## EXERCISE BRIEF
For every line in the records that has the word "Part", make a copy.

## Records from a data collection
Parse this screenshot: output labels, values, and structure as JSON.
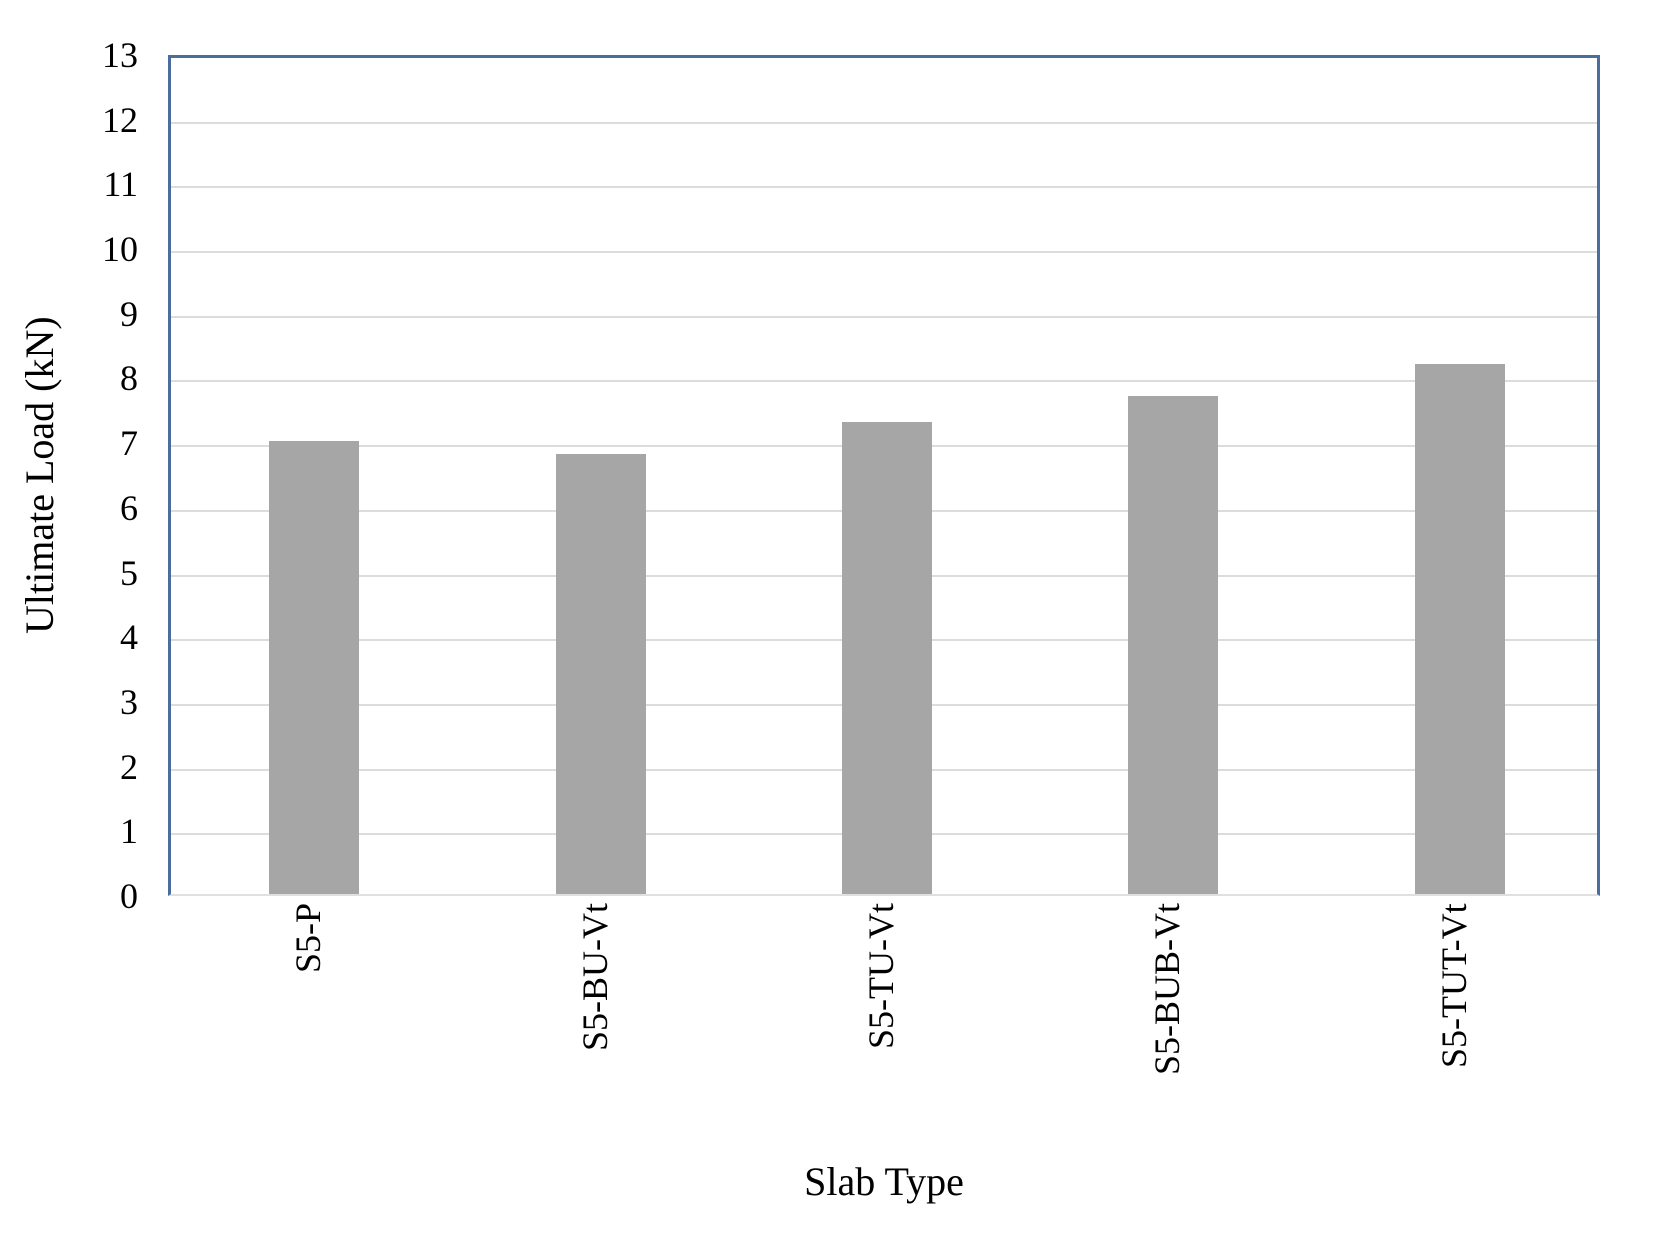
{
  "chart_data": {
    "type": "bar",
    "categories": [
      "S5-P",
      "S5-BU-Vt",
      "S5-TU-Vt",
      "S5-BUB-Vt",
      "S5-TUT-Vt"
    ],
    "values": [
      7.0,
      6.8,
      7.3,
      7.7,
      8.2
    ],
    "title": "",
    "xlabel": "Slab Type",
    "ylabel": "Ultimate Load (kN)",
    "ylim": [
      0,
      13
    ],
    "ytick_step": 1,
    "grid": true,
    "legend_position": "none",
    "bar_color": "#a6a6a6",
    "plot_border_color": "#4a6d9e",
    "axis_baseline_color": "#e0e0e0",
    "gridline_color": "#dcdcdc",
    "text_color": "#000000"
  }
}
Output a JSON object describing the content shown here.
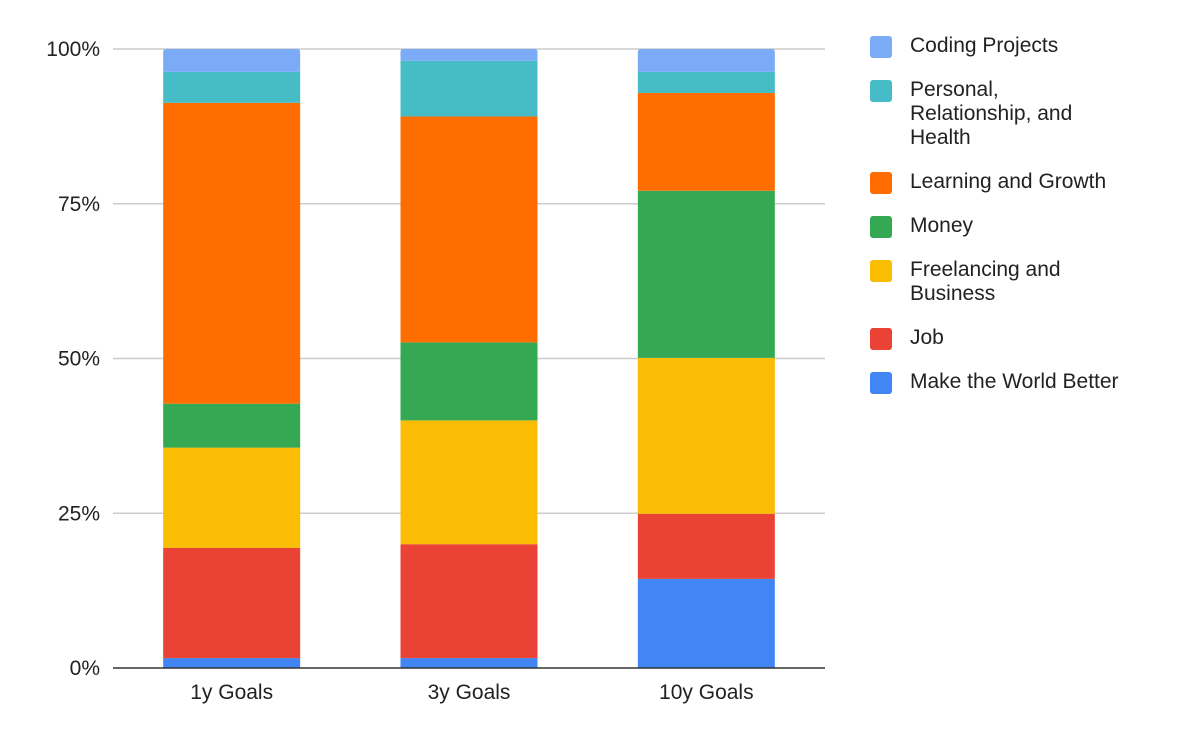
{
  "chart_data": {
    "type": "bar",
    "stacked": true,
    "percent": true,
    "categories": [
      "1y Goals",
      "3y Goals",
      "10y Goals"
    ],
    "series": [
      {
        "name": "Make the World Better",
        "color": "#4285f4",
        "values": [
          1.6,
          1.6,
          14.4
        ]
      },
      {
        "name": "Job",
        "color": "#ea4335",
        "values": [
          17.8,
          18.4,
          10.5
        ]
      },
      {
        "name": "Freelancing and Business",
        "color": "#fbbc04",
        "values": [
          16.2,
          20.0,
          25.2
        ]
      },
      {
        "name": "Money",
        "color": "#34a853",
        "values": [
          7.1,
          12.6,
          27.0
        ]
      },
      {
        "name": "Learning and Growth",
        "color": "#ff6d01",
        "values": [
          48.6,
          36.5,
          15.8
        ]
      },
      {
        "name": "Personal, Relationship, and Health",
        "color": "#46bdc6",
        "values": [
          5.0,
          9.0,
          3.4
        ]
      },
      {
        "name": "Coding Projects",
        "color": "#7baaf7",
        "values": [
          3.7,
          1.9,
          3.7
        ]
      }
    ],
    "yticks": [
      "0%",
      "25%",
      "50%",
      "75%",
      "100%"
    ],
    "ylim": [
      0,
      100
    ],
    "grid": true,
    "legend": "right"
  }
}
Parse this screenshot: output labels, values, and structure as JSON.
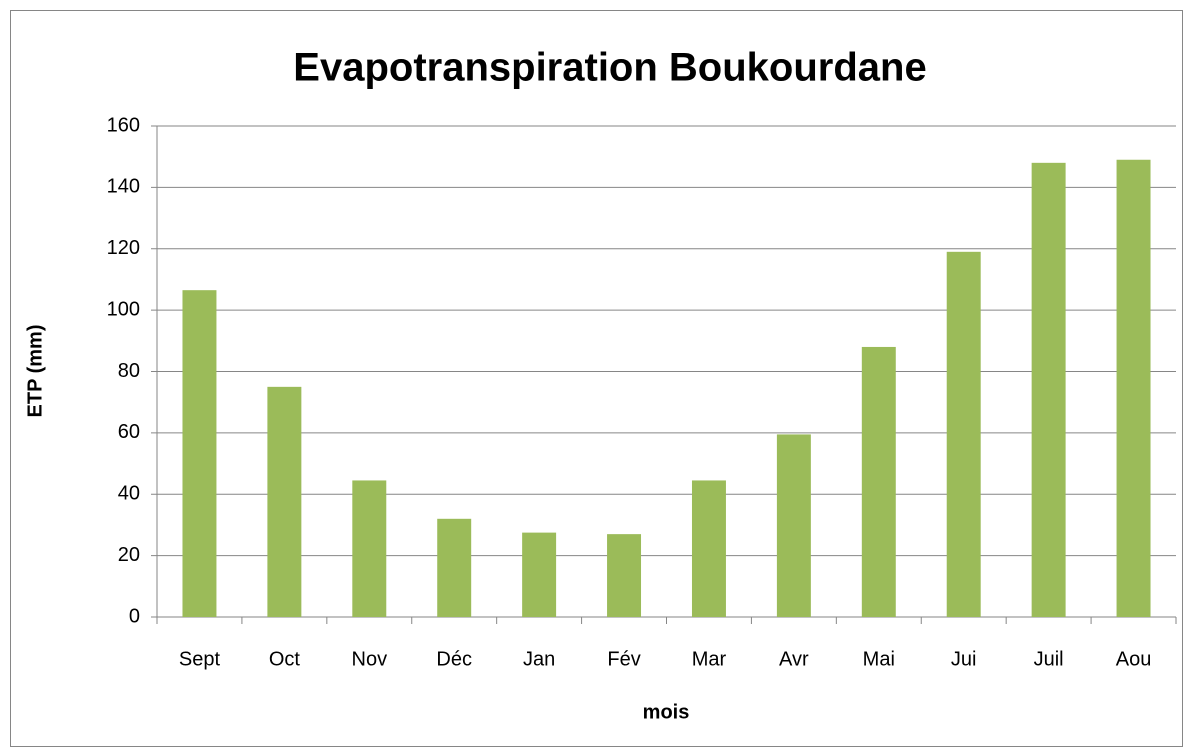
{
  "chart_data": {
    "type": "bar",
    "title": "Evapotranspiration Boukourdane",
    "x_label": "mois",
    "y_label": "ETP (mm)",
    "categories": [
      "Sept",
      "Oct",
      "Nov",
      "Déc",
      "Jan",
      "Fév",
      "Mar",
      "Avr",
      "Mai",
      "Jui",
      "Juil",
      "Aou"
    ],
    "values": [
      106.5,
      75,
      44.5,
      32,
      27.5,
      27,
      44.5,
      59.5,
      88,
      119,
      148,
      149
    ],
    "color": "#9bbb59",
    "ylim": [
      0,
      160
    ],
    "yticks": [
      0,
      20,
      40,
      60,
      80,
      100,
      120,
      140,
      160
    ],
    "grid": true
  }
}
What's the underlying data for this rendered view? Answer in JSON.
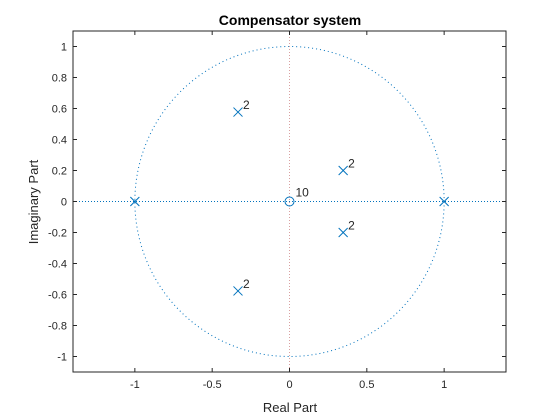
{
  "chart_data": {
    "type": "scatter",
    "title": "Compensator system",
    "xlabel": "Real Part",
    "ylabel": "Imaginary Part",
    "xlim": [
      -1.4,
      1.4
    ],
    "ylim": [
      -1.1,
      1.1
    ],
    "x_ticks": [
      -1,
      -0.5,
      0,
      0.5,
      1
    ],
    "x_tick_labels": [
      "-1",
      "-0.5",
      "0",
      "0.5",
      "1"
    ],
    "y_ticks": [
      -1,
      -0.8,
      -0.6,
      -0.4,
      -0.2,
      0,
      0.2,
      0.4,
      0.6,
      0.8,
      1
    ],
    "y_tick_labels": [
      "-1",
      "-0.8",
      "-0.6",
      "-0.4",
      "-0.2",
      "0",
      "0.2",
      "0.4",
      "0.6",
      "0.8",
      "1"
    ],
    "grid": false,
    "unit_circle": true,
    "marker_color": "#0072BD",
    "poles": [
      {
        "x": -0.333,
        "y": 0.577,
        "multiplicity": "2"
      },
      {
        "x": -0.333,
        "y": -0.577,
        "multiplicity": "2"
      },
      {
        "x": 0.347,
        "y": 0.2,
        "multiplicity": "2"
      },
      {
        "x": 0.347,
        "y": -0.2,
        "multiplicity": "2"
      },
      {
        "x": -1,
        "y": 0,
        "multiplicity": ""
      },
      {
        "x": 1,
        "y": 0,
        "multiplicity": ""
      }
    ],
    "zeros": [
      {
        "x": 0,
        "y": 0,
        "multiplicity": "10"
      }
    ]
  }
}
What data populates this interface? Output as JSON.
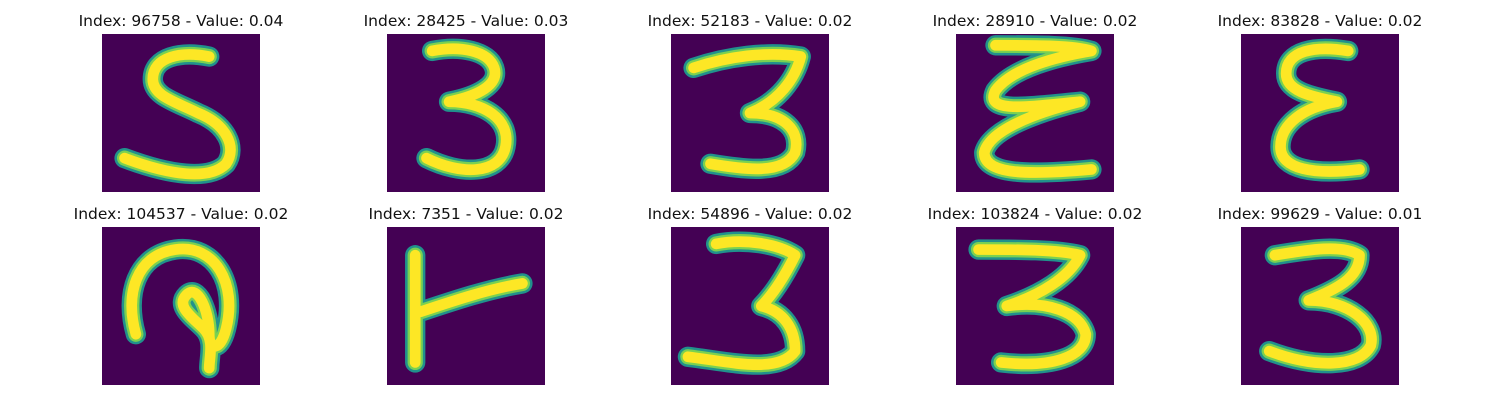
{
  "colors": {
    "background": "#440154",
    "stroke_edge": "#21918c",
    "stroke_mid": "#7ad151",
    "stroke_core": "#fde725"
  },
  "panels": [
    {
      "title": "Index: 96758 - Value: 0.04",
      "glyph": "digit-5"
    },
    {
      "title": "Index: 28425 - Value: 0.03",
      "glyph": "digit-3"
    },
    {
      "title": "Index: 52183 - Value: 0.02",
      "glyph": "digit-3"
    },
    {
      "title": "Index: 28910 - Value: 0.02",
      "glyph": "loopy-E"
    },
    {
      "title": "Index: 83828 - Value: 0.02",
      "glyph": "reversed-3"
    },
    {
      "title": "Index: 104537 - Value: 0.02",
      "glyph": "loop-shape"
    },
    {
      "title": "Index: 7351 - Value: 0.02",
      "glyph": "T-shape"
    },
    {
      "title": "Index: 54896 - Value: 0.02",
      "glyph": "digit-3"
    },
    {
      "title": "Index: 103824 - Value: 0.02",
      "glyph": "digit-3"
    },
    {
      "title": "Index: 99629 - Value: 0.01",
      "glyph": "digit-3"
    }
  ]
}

## THE OUTPUT
    "xlabel": "Real Part",
    "ylabel": "Imaginary Part",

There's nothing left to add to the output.